START GIVEN INFORMATION
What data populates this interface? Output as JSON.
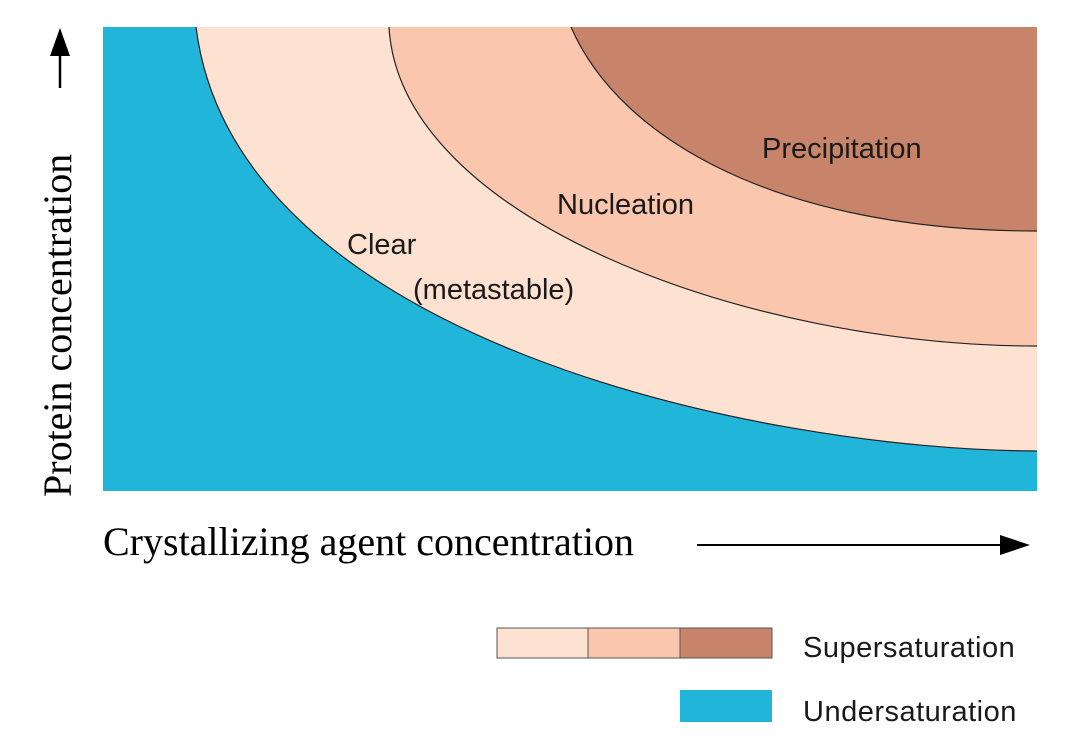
{
  "colors": {
    "undersaturation": "#21b6d9",
    "clear": "#fde2d2",
    "nucleation": "#fbc6ae",
    "precipitation": "#c8846a"
  },
  "regions": {
    "precipitation": "Precipitation",
    "nucleation": "Nucleation",
    "clear_line1": "Clear",
    "clear_line2": "(metastable)"
  },
  "axes": {
    "x_label": "Crystallizing agent concentration",
    "y_label": "Protein concentration",
    "x_arrow_icon": "arrow-right-icon",
    "y_arrow_icon": "arrow-up-icon"
  },
  "legend": {
    "supersaturation_label": "Supersaturation",
    "undersaturation_label": "Undersaturation"
  }
}
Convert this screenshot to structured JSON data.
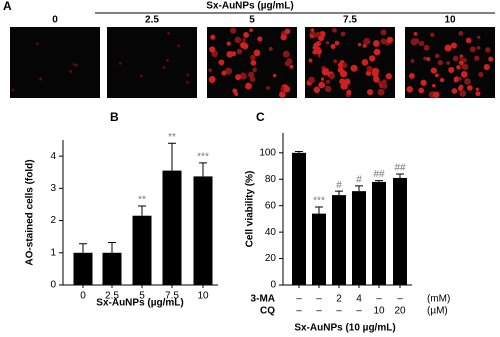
{
  "panel_a": {
    "label": "A",
    "title": "Sx-AuNPs (µg/mL)",
    "images": [
      "0",
      "2.5",
      "5",
      "7.5",
      "10"
    ]
  },
  "chart_data": [
    {
      "type": "bar",
      "label": "B",
      "ylabel": "AO-stained cells (fold)",
      "xlabel": "Sx-AuNPs (µg/mL)",
      "categories": [
        "0",
        "2.5",
        "5",
        "7.5",
        "10"
      ],
      "values": [
        1,
        1,
        2.15,
        3.55,
        3.37
      ],
      "errors": [
        0.28,
        0.32,
        0.3,
        0.85,
        0.42
      ],
      "annotations": [
        null,
        null,
        "**",
        "**",
        "***"
      ],
      "color": "#000000",
      "ylim": [
        0,
        4.5
      ],
      "yticks": [
        0,
        1,
        2,
        3,
        4
      ]
    },
    {
      "type": "bar",
      "label": "C",
      "ylabel": "Cell viability (%)",
      "xlabel": "Sx-AuNPs (10 µg/mL)",
      "values": [
        100,
        54,
        68,
        71,
        78,
        81
      ],
      "errors": [
        1,
        5,
        3,
        4,
        1,
        3
      ],
      "annotations": [
        null,
        "***",
        "#",
        "#",
        "##",
        "##"
      ],
      "color": "#000000",
      "ylim": [
        0,
        115
      ],
      "yticks": [
        0,
        20,
        40,
        60,
        80,
        100
      ],
      "treatments": [
        {
          "name": "3-MA",
          "doses": [
            "–",
            "–",
            "2",
            "4",
            "–",
            "–"
          ],
          "unit": "(mM)"
        },
        {
          "name": "CQ",
          "doses": [
            "–",
            "–",
            "–",
            "–",
            "10",
            "20"
          ],
          "unit": "(µM)"
        }
      ]
    }
  ]
}
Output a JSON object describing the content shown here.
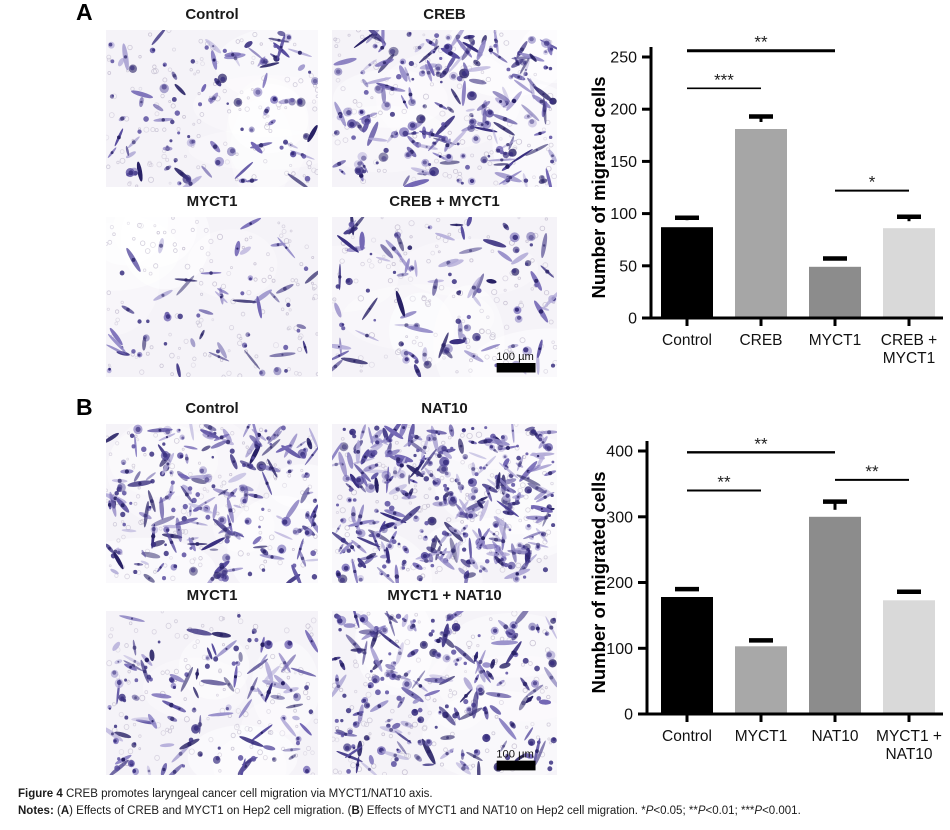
{
  "figure": {
    "caption": {
      "line1": [
        {
          "t": "Figure 4 ",
          "b": 1
        },
        {
          "t": "CREB promotes laryngeal cancer cell migration via MYCT1/NAT10 axis."
        }
      ],
      "line2": [
        {
          "t": "Notes: ",
          "b": 1
        },
        {
          "t": "("
        },
        {
          "t": "A",
          "b": 1
        },
        {
          "t": ") Effects of CREB and MYCT1 on Hep2 cell migration. ("
        },
        {
          "t": "B",
          "b": 1
        },
        {
          "t": ") Effects of MYCT1 and NAT10 on Hep2 cell migration. *"
        },
        {
          "t": "P",
          "i": 1
        },
        {
          "t": "<0.05; **"
        },
        {
          "t": "P",
          "i": 1
        },
        {
          "t": "<0.01; ***"
        },
        {
          "t": "P",
          "i": 1
        },
        {
          "t": "<0.001."
        }
      ]
    },
    "microscopy_style": {
      "background": "#f5f3f8",
      "pore_stroke": "#c6c0d2",
      "cell_palette": [
        "#3a3080",
        "#5a4fa0",
        "#7468b5",
        "#9188c6",
        "#b3abd8",
        "#282165"
      ],
      "scale_bar_label": "100 µm",
      "scale_bar_color": "#000000",
      "label_color": "#111111"
    },
    "panels": [
      {
        "label": "A",
        "images": [
          {
            "label": "Control",
            "relative_density": 87,
            "seed": 11,
            "scale_bar": false
          },
          {
            "label": "CREB",
            "relative_density": 181,
            "seed": 22,
            "scale_bar": false
          },
          {
            "label": "MYCT1",
            "relative_density": 49,
            "seed": 33,
            "scale_bar": false
          },
          {
            "label": "CREB + MYCT1",
            "relative_density": 86,
            "seed": 44,
            "scale_bar": true
          }
        ]
      },
      {
        "label": "B",
        "images": [
          {
            "label": "Control",
            "relative_density": 178,
            "seed": 55,
            "scale_bar": false
          },
          {
            "label": "NAT10",
            "relative_density": 300,
            "seed": 66,
            "scale_bar": false
          },
          {
            "label": "MYCT1",
            "relative_density": 103,
            "seed": 77,
            "scale_bar": false
          },
          {
            "label": "MYCT1 + NAT10",
            "relative_density": 173,
            "seed": 88,
            "scale_bar": true
          }
        ]
      }
    ]
  },
  "chart_data": [
    {
      "type": "bar",
      "panel": "A",
      "title": "",
      "xlabel": "",
      "ylabel": "Number of migrated cells",
      "ylim": [
        0,
        250
      ],
      "yticks": [
        0,
        50,
        100,
        150,
        200,
        250
      ],
      "grid": false,
      "legend": null,
      "categories": [
        "Control",
        "CREB",
        "MYCT1",
        "CREB +\nMYCT1"
      ],
      "values": [
        87,
        181,
        49,
        86
      ],
      "errors": [
        9,
        12,
        8,
        11
      ],
      "bar_colors": [
        "#000000",
        "#a6a6a6",
        "#8c8c8c",
        "#d9d9d9"
      ],
      "significance": [
        {
          "between": [
            0,
            1
          ],
          "at": 220,
          "label": "***",
          "lw": 1.7
        },
        {
          "between": [
            0,
            2
          ],
          "at": 256,
          "label": "**",
          "lw": 3
        },
        {
          "between": [
            2,
            3
          ],
          "at": 122,
          "label": "*",
          "lw": 2
        }
      ]
    },
    {
      "type": "bar",
      "panel": "B",
      "title": "",
      "xlabel": "",
      "ylabel": "Number of migrated cells",
      "ylim": [
        0,
        400
      ],
      "yticks": [
        0,
        100,
        200,
        300,
        400
      ],
      "grid": false,
      "legend": null,
      "categories": [
        "Control",
        "MYCT1",
        "NAT10",
        "MYCT1 +\nNAT10"
      ],
      "values": [
        178,
        103,
        300,
        173
      ],
      "errors": [
        12,
        9,
        23,
        13
      ],
      "bar_colors": [
        "#000000",
        "#a8a8a8",
        "#8c8c8c",
        "#d9d9d9"
      ],
      "significance": [
        {
          "between": [
            0,
            1
          ],
          "at": 340,
          "label": "**",
          "lw": 2
        },
        {
          "between": [
            0,
            2
          ],
          "at": 398,
          "label": "**",
          "lw": 2.4
        },
        {
          "between": [
            2,
            3
          ],
          "at": 356,
          "label": "**",
          "lw": 2
        }
      ]
    }
  ]
}
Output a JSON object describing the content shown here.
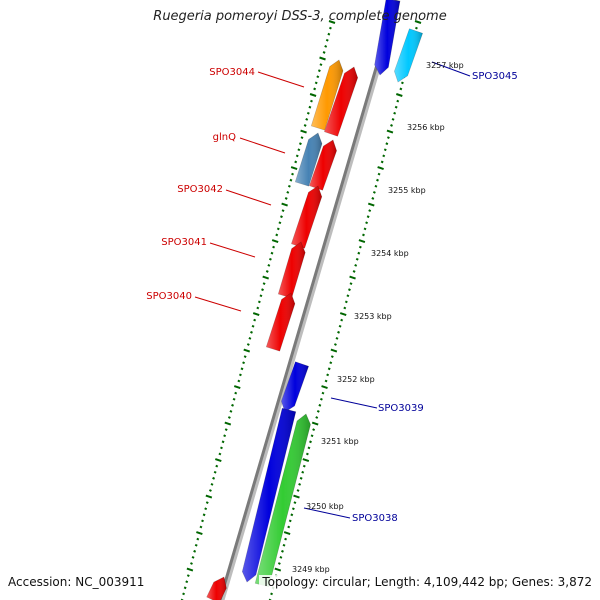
{
  "title": "Ruegeria pomeroyi DSS-3, complete genome",
  "footer": {
    "accession": "Accession: NC_003911",
    "summary": "Topology: circular; Length: 4,109,442 bp; Genes: 3,872"
  },
  "colors": {
    "reverse_strand_gene": "#ee0000",
    "forward_strand_gene": "#0000dd",
    "orange_gene": "#ff9900",
    "steelblue_gene": "#4682b4",
    "green_gene": "#33cc33",
    "cyan_gene": "#00c8ff",
    "reverse_label": "#cc0000",
    "forward_label": "#000099",
    "tick": "#006600",
    "backbone": "#7a7a7a"
  },
  "scale_labels": [
    {
      "kbp": 3257,
      "text": "3257 kbp"
    },
    {
      "kbp": 3256,
      "text": "3256 kbp"
    },
    {
      "kbp": 3255,
      "text": "3255 kbp"
    },
    {
      "kbp": 3254,
      "text": "3254 kbp"
    },
    {
      "kbp": 3253,
      "text": "3253 kbp"
    },
    {
      "kbp": 3252,
      "text": "3252 kbp"
    },
    {
      "kbp": 3251,
      "text": "3251 kbp"
    },
    {
      "kbp": 3250,
      "text": "3250 kbp"
    },
    {
      "kbp": 3249,
      "text": "3249 kbp"
    }
  ],
  "gene_labels": [
    {
      "text": "SPO3045",
      "strand": "forward"
    },
    {
      "text": "SPO3044",
      "strand": "reverse"
    },
    {
      "text": "glnQ",
      "strand": "reverse"
    },
    {
      "text": "SPO3042",
      "strand": "reverse"
    },
    {
      "text": "SPO3041",
      "strand": "reverse"
    },
    {
      "text": "SPO3040",
      "strand": "reverse"
    },
    {
      "text": "SPO3039",
      "strand": "forward"
    },
    {
      "text": "SPO3038",
      "strand": "forward"
    }
  ],
  "genes": [
    {
      "id": "gene-blue-top",
      "color": "forward_strand_gene",
      "strand": "forward"
    },
    {
      "id": "gene-cyan-SPO3045",
      "color": "cyan_gene",
      "strand": "forward"
    },
    {
      "id": "gene-orange-SPO3044",
      "color": "orange_gene",
      "strand": "reverse"
    },
    {
      "id": "gene-red-1",
      "color": "reverse_strand_gene",
      "strand": "reverse"
    },
    {
      "id": "gene-steelblue-glnQ",
      "color": "steelblue_gene",
      "strand": "reverse"
    },
    {
      "id": "gene-red-2",
      "color": "reverse_strand_gene",
      "strand": "reverse"
    },
    {
      "id": "gene-red-SPO3042",
      "color": "reverse_strand_gene",
      "strand": "reverse"
    },
    {
      "id": "gene-red-SPO3041",
      "color": "reverse_strand_gene",
      "strand": "reverse"
    },
    {
      "id": "gene-red-SPO3040",
      "color": "reverse_strand_gene",
      "strand": "reverse"
    },
    {
      "id": "gene-blue-SPO3039",
      "color": "forward_strand_gene",
      "strand": "forward"
    },
    {
      "id": "gene-blue-large",
      "color": "forward_strand_gene",
      "strand": "forward"
    },
    {
      "id": "gene-green-SPO3038",
      "color": "green_gene",
      "strand": "forward"
    },
    {
      "id": "gene-red-bottom",
      "color": "reverse_strand_gene",
      "strand": "reverse"
    }
  ]
}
END GIVEN INFORMATION
-- TASK BRIEF --
Only lines containing the string "nucleation" belong in the answer; find them in the data above and copy them.

-- ANSWER FOR THIS EXERCISE --
    "nucleation": "#fbc6ae",
    "nucleation": "Nucleation",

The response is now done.